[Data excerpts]
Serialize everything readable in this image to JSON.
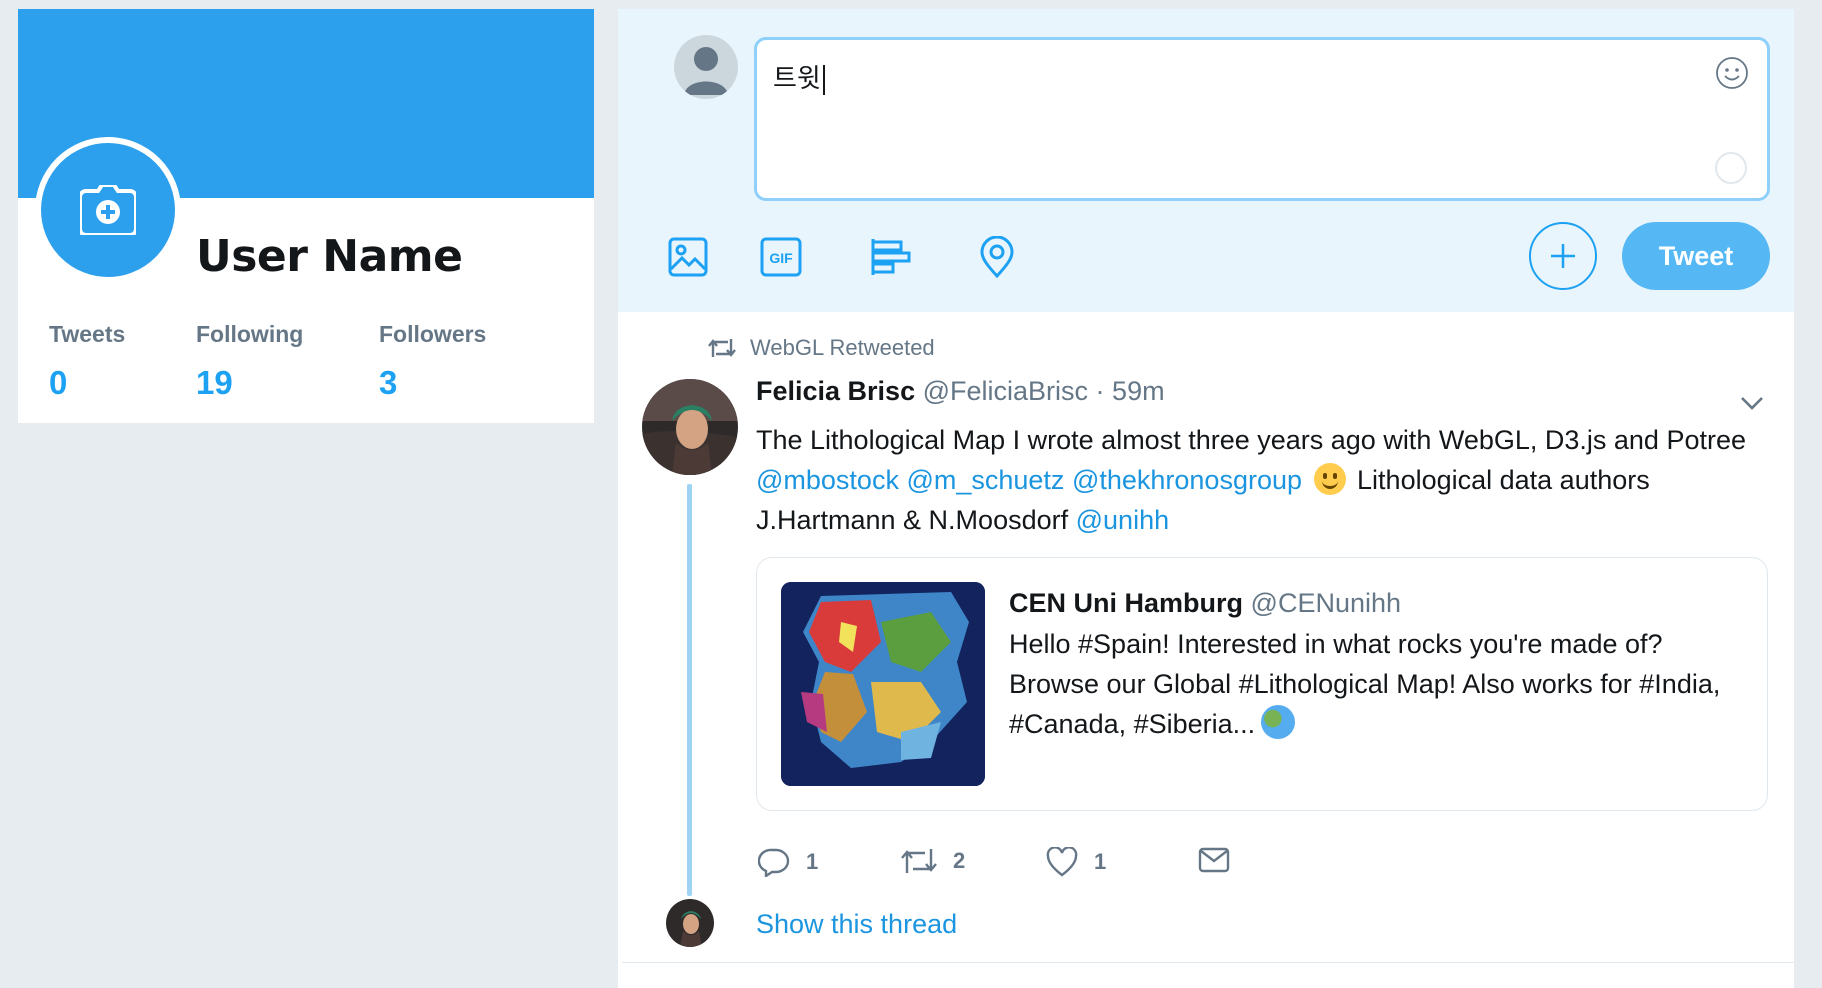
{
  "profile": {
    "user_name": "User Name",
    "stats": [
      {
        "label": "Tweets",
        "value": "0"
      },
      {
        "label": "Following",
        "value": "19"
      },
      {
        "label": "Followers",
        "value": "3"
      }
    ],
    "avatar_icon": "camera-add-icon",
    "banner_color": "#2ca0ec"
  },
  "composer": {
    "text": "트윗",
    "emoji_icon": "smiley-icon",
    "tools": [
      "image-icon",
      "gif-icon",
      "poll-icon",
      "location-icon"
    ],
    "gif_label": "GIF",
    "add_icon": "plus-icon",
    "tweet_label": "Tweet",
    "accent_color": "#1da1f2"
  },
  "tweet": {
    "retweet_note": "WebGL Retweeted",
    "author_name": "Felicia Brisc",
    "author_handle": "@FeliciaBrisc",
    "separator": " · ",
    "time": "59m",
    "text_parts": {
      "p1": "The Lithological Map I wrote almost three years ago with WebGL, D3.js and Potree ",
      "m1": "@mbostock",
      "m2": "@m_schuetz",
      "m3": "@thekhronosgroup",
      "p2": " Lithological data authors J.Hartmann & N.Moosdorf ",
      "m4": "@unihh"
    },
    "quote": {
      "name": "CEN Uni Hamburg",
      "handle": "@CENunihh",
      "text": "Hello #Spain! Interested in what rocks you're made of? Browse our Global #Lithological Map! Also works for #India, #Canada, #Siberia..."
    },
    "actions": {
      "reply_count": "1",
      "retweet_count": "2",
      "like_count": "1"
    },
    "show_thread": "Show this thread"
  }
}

▸ **Aim**: Scan the material above. Copy each line where "WebGL" occurs.

▸ **Task answer**:
    "retweet_note": "WebGL Retweeted",
      "p1": "The Lithological Map I wrote almost three years ago with WebGL, D3.js and Potree ",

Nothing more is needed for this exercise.